Reproduce every line of the listing as written, apart from the pictures.

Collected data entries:
============================================================

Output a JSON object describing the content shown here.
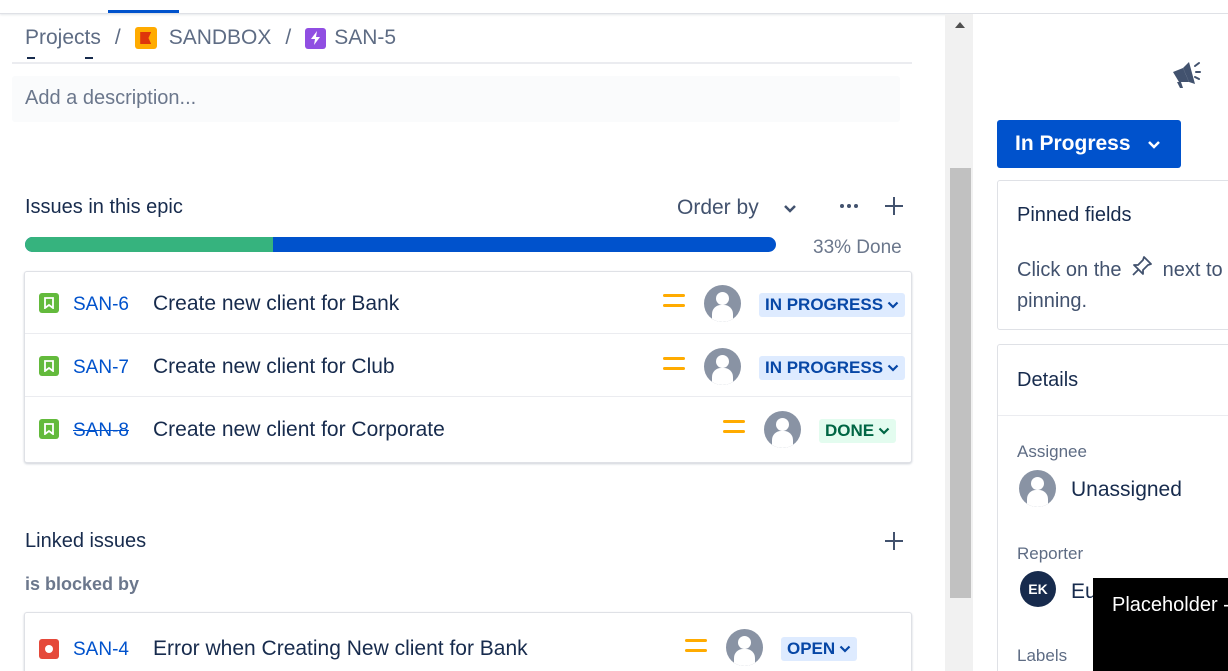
{
  "breadcrumb": {
    "projects": "Projects",
    "separator": "/",
    "project": "SANDBOX",
    "issue": "SAN-5"
  },
  "description": {
    "placeholder": "Add a description..."
  },
  "epic": {
    "heading": "Issues in this epic",
    "order_by": "Order by",
    "progress_percent": 33,
    "progress_label": "33% Done",
    "issues": [
      {
        "key": "SAN-6",
        "summary": "Create new client for Bank",
        "status": "IN PROGRESS",
        "priority": "medium",
        "done": false
      },
      {
        "key": "SAN-7",
        "summary": "Create new client for Club",
        "status": "IN PROGRESS",
        "priority": "medium",
        "done": false
      },
      {
        "key": "SAN-8",
        "summary": "Create new client for Corporate",
        "status": "DONE",
        "priority": "medium",
        "done": true
      }
    ]
  },
  "linked": {
    "heading": "Linked issues",
    "relation": "is blocked by",
    "issues": [
      {
        "key": "SAN-4",
        "summary": "Error when Creating New client for Bank",
        "status": "OPEN",
        "priority": "medium"
      }
    ]
  },
  "sidebar": {
    "status_button": "In Progress",
    "pinned": {
      "title": "Pinned fields",
      "text_before": "Click on the",
      "text_after": "next to",
      "text_line2": "pinning."
    },
    "details": {
      "title": "Details",
      "assignee_label": "Assignee",
      "assignee_value": "Unassigned",
      "reporter_label": "Reporter",
      "reporter_initials": "EK",
      "reporter_value": "Eu",
      "labels_label": "Labels"
    }
  },
  "tooltip": {
    "text": "Placeholder -"
  },
  "colors": {
    "primary": "#0052cc",
    "done_green": "#36b37e",
    "priority_medium": "#ffab00",
    "story": "#63ba3c",
    "bug": "#e5493a",
    "epic": "#904ee2"
  },
  "icons": {
    "project": "flag-icon",
    "epic": "lightning-icon",
    "story": "bookmark-icon",
    "bug": "bug-icon",
    "announce": "megaphone-icon",
    "pin": "pin-icon"
  }
}
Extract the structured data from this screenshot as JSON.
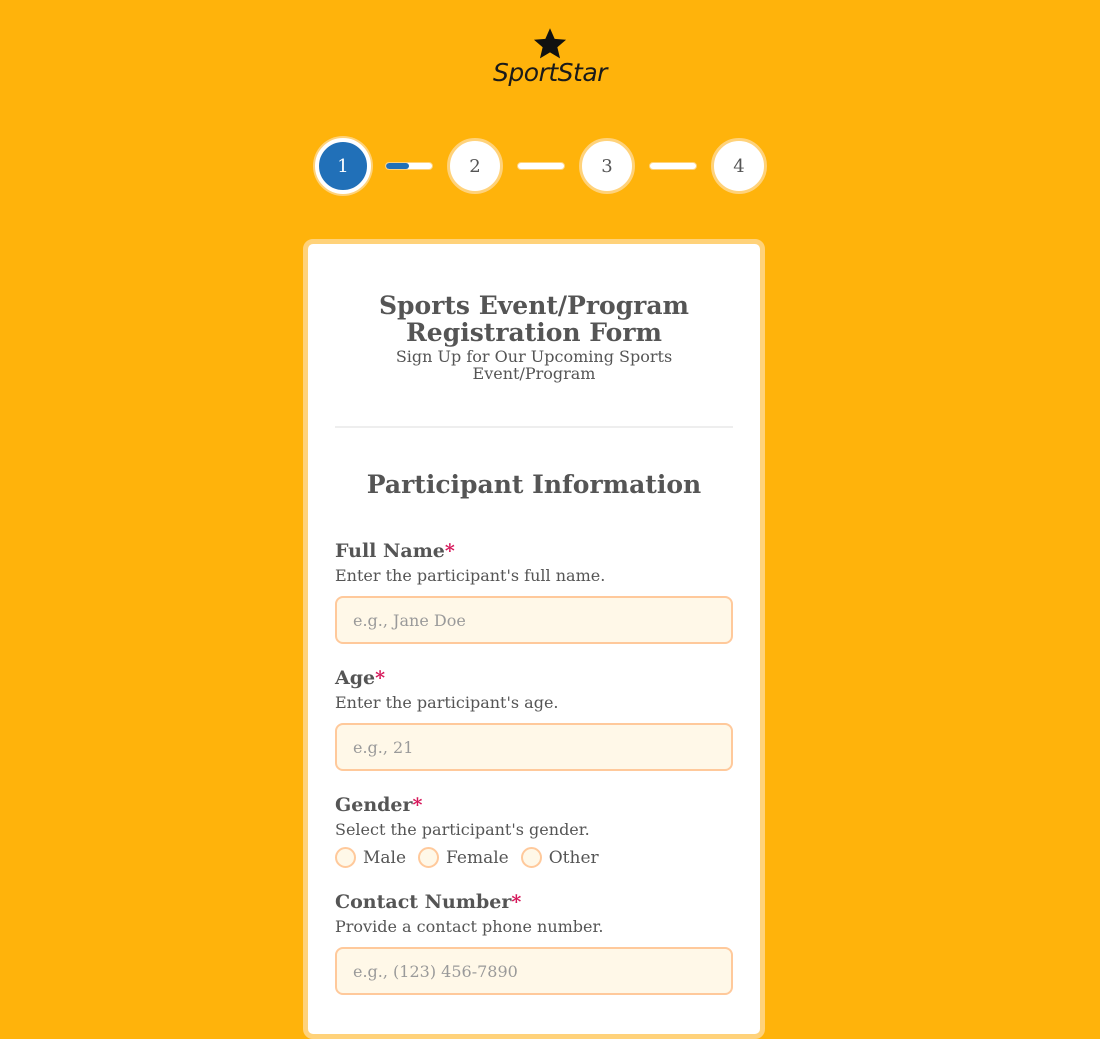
{
  "brand": {
    "name": "SportStar",
    "icon": "star-icon"
  },
  "steps": {
    "items": [
      {
        "label": "1",
        "active": true
      },
      {
        "label": "2",
        "active": false
      },
      {
        "label": "3",
        "active": false
      },
      {
        "label": "4",
        "active": false
      }
    ],
    "current": 1,
    "total": 4,
    "connector_progress": [
      0.5,
      0,
      0
    ]
  },
  "colors": {
    "background": "#FFB30B",
    "accent": "#2170B8",
    "required": "#D6175A",
    "input_border": "#FFC99B",
    "input_bg": "#FFF8E8"
  },
  "form": {
    "title": "Sports Event/Program Registration Form",
    "subtitle": "Sign Up for Our Upcoming Sports Event/Program",
    "section_title": "Participant Information",
    "fields": {
      "full_name": {
        "label": "Full Name",
        "required_mark": "*",
        "help": "Enter the participant's full name.",
        "placeholder": "e.g., Jane Doe",
        "value": ""
      },
      "age": {
        "label": "Age",
        "required_mark": "*",
        "help": "Enter the participant's age.",
        "placeholder": "e.g., 21",
        "value": ""
      },
      "gender": {
        "label": "Gender",
        "required_mark": "*",
        "help": "Select the participant's gender.",
        "options": [
          "Male",
          "Female",
          "Other"
        ],
        "selected": null
      },
      "contact_number": {
        "label": "Contact Number",
        "required_mark": "*",
        "help": "Provide a contact phone number.",
        "placeholder": "e.g., (123) 456-7890",
        "value": ""
      }
    }
  }
}
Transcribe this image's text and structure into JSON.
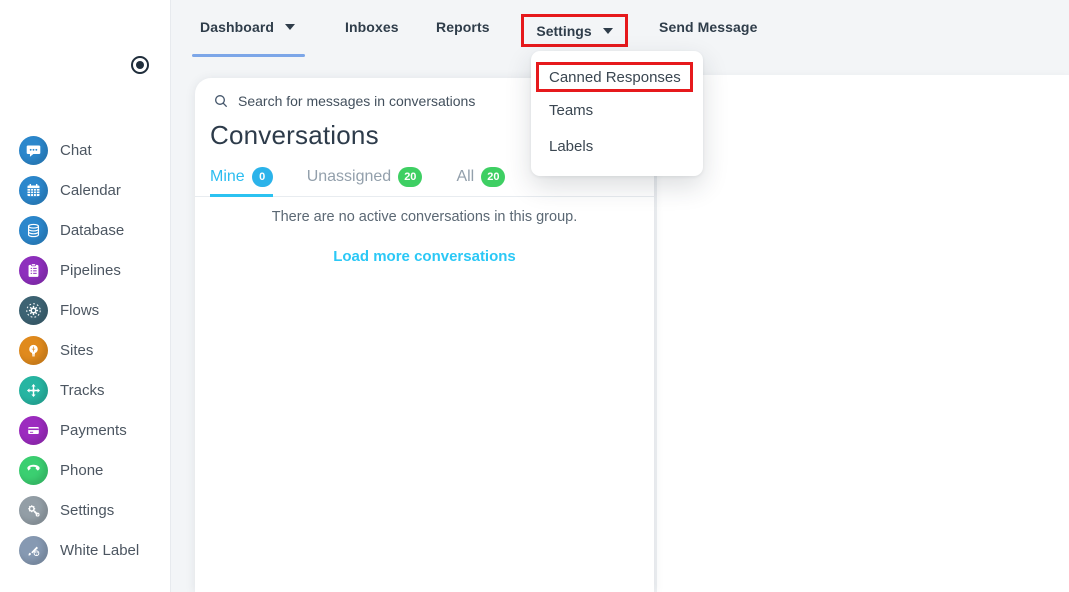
{
  "topnav": {
    "items": [
      {
        "label": "Dashboard"
      },
      {
        "label": "Inboxes"
      },
      {
        "label": "Reports"
      },
      {
        "label": "Settings"
      },
      {
        "label": "Send Message"
      }
    ]
  },
  "settings_menu": {
    "items": [
      {
        "label": "Canned Responses"
      },
      {
        "label": "Teams"
      },
      {
        "label": "Labels"
      }
    ]
  },
  "sidebar": {
    "items": [
      {
        "label": "Chat",
        "color": "#2b87cc",
        "icon": "chat-icon"
      },
      {
        "label": "Calendar",
        "color": "#2b87cc",
        "icon": "calendar-icon"
      },
      {
        "label": "Database",
        "color": "#2b87cc",
        "icon": "database-icon"
      },
      {
        "label": "Pipelines",
        "color": "#8e2fbd",
        "icon": "pipelines-icon"
      },
      {
        "label": "Flows",
        "color": "#3d6373",
        "icon": "flows-icon"
      },
      {
        "label": "Sites",
        "color": "#e08a1d",
        "icon": "sites-icon"
      },
      {
        "label": "Tracks",
        "color": "#27b5a2",
        "icon": "tracks-icon"
      },
      {
        "label": "Payments",
        "color": "#9c2bbf",
        "icon": "payments-icon"
      },
      {
        "label": "Phone",
        "color": "#3bcf71",
        "icon": "phone-icon"
      },
      {
        "label": "Settings",
        "color": "#939ea6",
        "icon": "settings-icon"
      },
      {
        "label": "White Label",
        "color": "#8699b2",
        "icon": "white-label-icon"
      }
    ]
  },
  "conversations": {
    "search_placeholder": "Search for messages in conversations",
    "title": "Conversations",
    "tabs": [
      {
        "label": "Mine",
        "count": "0",
        "badge_color": "#2bb3ea",
        "active": true
      },
      {
        "label": "Unassigned",
        "count": "20",
        "badge_color": "#3ecf63",
        "active": false
      },
      {
        "label": "All",
        "count": "20",
        "badge_color": "#3ecf63",
        "active": false
      }
    ],
    "empty_message": "There are no active conversations in this group.",
    "load_more_label": "Load more conversations"
  },
  "colors": {
    "accent_cyan": "#2bc2f1",
    "badge_green": "#3ecf63",
    "annotation_red": "#e6191c",
    "active_nav_underline": "#7ca6e8",
    "topbar_bg": "#f3f5f7"
  }
}
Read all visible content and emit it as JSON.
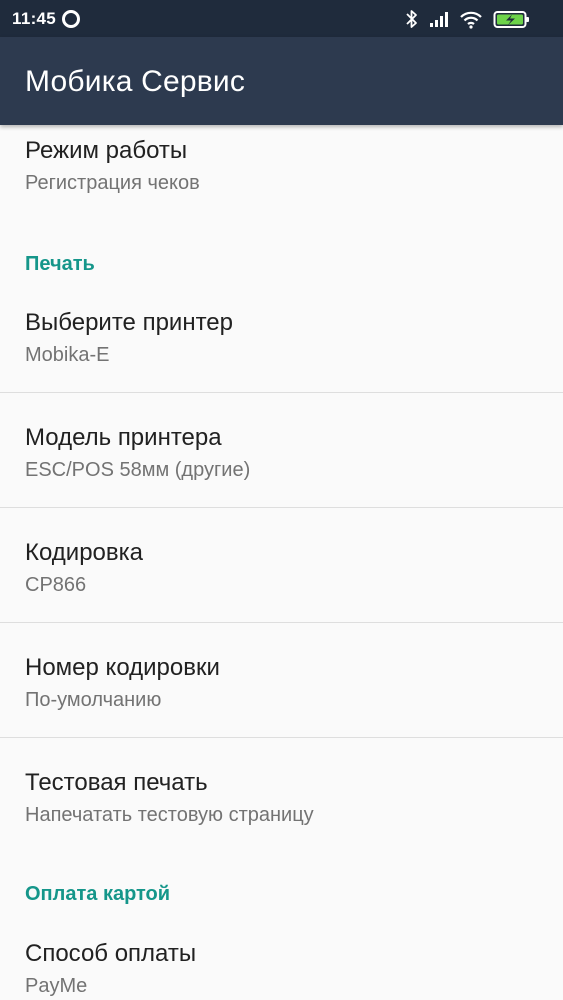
{
  "status_bar": {
    "time": "11:45",
    "icons": [
      "notification-circle-icon",
      "bluetooth-icon",
      "signal-icon",
      "wifi-icon",
      "battery-charging-icon"
    ]
  },
  "app_bar": {
    "title": "Мобика Сервис"
  },
  "items": [
    {
      "title": "Режим работы",
      "summary": "Регистрация чеков"
    },
    {
      "title": "Выберите принтер",
      "summary": "Mobika-E"
    },
    {
      "title": "Модель принтера",
      "summary": "ESC/POS 58мм (другие)"
    },
    {
      "title": "Кодировка",
      "summary": "CP866"
    },
    {
      "title": "Номер кодировки",
      "summary": "По-умолчанию"
    },
    {
      "title": "Тестовая печать",
      "summary": "Напечатать тестовую страницу"
    },
    {
      "title": "Способ оплаты",
      "summary": "PayMe"
    }
  ],
  "categories": {
    "print": "Печать",
    "card_payment": "Оплата картой"
  },
  "colors": {
    "status_bar": "#1f2b3c",
    "app_bar": "#2d3a4f",
    "accent": "#15968a",
    "battery": "#6dd34a"
  }
}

============================================================

_Task output:_
Output a JSON object describing the content shown here.
{
  "breadcrumb": {
    "projects": "Projects",
    "separator": "/",
    "project": "SANDBOX",
    "issue": "SAN-5"
  },
  "description": {
    "placeholder": "Add a description..."
  },
  "epic": {
    "heading": "Issues in this epic",
    "order_by": "Order by",
    "progress_percent": 33,
    "progress_label": "33% Done",
    "issues": [
      {
        "key": "SAN-6",
        "summary": "Create new client for Bank",
        "status": "IN PROGRESS",
        "priority": "medium",
        "done": false
      },
      {
        "key": "SAN-7",
        "summary": "Create new client for Club",
        "status": "IN PROGRESS",
        "priority": "medium",
        "done": false
      },
      {
        "key": "SAN-8",
        "summary": "Create new client for Corporate",
        "status": "DONE",
        "priority": "medium",
        "done": true
      }
    ]
  },
  "linked": {
    "heading": "Linked issues",
    "relation": "is blocked by",
    "issues": [
      {
        "key": "SAN-4",
        "summary": "Error when Creating New client for Bank",
        "status": "OPEN",
        "priority": "medium"
      }
    ]
  },
  "sidebar": {
    "status_button": "In Progress",
    "pinned": {
      "title": "Pinned fields",
      "text_before": "Click on the",
      "text_after": "next to",
      "text_line2": "pinning."
    },
    "details": {
      "title": "Details",
      "assignee_label": "Assignee",
      "assignee_value": "Unassigned",
      "reporter_label": "Reporter",
      "reporter_initials": "EK",
      "reporter_value": "Eu",
      "labels_label": "Labels"
    }
  },
  "tooltip": {
    "text": "Placeholder -"
  },
  "colors": {
    "primary": "#0052cc",
    "done_green": "#36b37e",
    "priority_medium": "#ffab00",
    "story": "#63ba3c",
    "bug": "#e5493a",
    "epic": "#904ee2"
  },
  "icons": {
    "project": "flag-icon",
    "epic": "lightning-icon",
    "story": "bookmark-icon",
    "bug": "bug-icon",
    "announce": "megaphone-icon",
    "pin": "pin-icon"
  }
}
Extract the structured data from this screenshot as JSON.
{
  "brand": {
    "name": "SportStar",
    "icon": "star-icon"
  },
  "steps": {
    "items": [
      {
        "label": "1",
        "active": true
      },
      {
        "label": "2",
        "active": false
      },
      {
        "label": "3",
        "active": false
      },
      {
        "label": "4",
        "active": false
      }
    ],
    "current": 1,
    "total": 4,
    "connector_progress": [
      0.5,
      0,
      0
    ]
  },
  "colors": {
    "background": "#FFB30B",
    "accent": "#2170B8",
    "required": "#D6175A",
    "input_border": "#FFC99B",
    "input_bg": "#FFF8E8"
  },
  "form": {
    "title": "Sports Event/Program Registration Form",
    "subtitle": "Sign Up for Our Upcoming Sports Event/Program",
    "section_title": "Participant Information",
    "fields": {
      "full_name": {
        "label": "Full Name",
        "required_mark": "*",
        "help": "Enter the participant's full name.",
        "placeholder": "e.g., Jane Doe",
        "value": ""
      },
      "age": {
        "label": "Age",
        "required_mark": "*",
        "help": "Enter the participant's age.",
        "placeholder": "e.g., 21",
        "value": ""
      },
      "gender": {
        "label": "Gender",
        "required_mark": "*",
        "help": "Select the participant's gender.",
        "options": [
          "Male",
          "Female",
          "Other"
        ],
        "selected": null
      },
      "contact_number": {
        "label": "Contact Number",
        "required_mark": "*",
        "help": "Provide a contact phone number.",
        "placeholder": "e.g., (123) 456-7890",
        "value": ""
      }
    }
  }
}
Transcribe this image's text and structure into JSON.
{
  "topnav": {
    "items": [
      {
        "label": "Dashboard"
      },
      {
        "label": "Inboxes"
      },
      {
        "label": "Reports"
      },
      {
        "label": "Settings"
      },
      {
        "label": "Send Message"
      }
    ]
  },
  "settings_menu": {
    "items": [
      {
        "label": "Canned Responses"
      },
      {
        "label": "Teams"
      },
      {
        "label": "Labels"
      }
    ]
  },
  "sidebar": {
    "items": [
      {
        "label": "Chat",
        "color": "#2b87cc",
        "icon": "chat-icon"
      },
      {
        "label": "Calendar",
        "color": "#2b87cc",
        "icon": "calendar-icon"
      },
      {
        "label": "Database",
        "color": "#2b87cc",
        "icon": "database-icon"
      },
      {
        "label": "Pipelines",
        "color": "#8e2fbd",
        "icon": "pipelines-icon"
      },
      {
        "label": "Flows",
        "color": "#3d6373",
        "icon": "flows-icon"
      },
      {
        "label": "Sites",
        "color": "#e08a1d",
        "icon": "sites-icon"
      },
      {
        "label": "Tracks",
        "color": "#27b5a2",
        "icon": "tracks-icon"
      },
      {
        "label": "Payments",
        "color": "#9c2bbf",
        "icon": "payments-icon"
      },
      {
        "label": "Phone",
        "color": "#3bcf71",
        "icon": "phone-icon"
      },
      {
        "label": "Settings",
        "color": "#939ea6",
        "icon": "settings-icon"
      },
      {
        "label": "White Label",
        "color": "#8699b2",
        "icon": "white-label-icon"
      }
    ]
  },
  "conversations": {
    "search_placeholder": "Search for messages in conversations",
    "title": "Conversations",
    "tabs": [
      {
        "label": "Mine",
        "count": "0",
        "badge_color": "#2bb3ea",
        "active": true
      },
      {
        "label": "Unassigned",
        "count": "20",
        "badge_color": "#3ecf63",
        "active": false
      },
      {
        "label": "All",
        "count": "20",
        "badge_color": "#3ecf63",
        "active": false
      }
    ],
    "empty_message": "There are no active conversations in this group.",
    "load_more_label": "Load more conversations"
  },
  "colors": {
    "accent_cyan": "#2bc2f1",
    "badge_green": "#3ecf63",
    "annotation_red": "#e6191c",
    "active_nav_underline": "#7ca6e8",
    "topbar_bg": "#f3f5f7"
  }
}
Read all visible content and emit it as JSON.
{
  "status_bar": {
    "time": "11:45",
    "icons": [
      "notification-circle-icon",
      "bluetooth-icon",
      "signal-icon",
      "wifi-icon",
      "battery-charging-icon"
    ]
  },
  "app_bar": {
    "title": "Мобика Сервис"
  },
  "items": [
    {
      "title": "Режим работы",
      "summary": "Регистрация чеков"
    },
    {
      "title": "Выберите принтер",
      "summary": "Mobika-E"
    },
    {
      "title": "Модель принтера",
      "summary": "ESC/POS 58мм (другие)"
    },
    {
      "title": "Кодировка",
      "summary": "CP866"
    },
    {
      "title": "Номер кодировки",
      "summary": "По-умолчанию"
    },
    {
      "title": "Тестовая печать",
      "summary": "Напечатать тестовую страницу"
    },
    {
      "title": "Способ оплаты",
      "summary": "PayMe"
    }
  ],
  "categories": {
    "print": "Печать",
    "card_payment": "Оплата картой"
  },
  "colors": {
    "status_bar": "#1f2b3c",
    "app_bar": "#2d3a4f",
    "accent": "#15968a",
    "battery": "#6dd34a"
  }
}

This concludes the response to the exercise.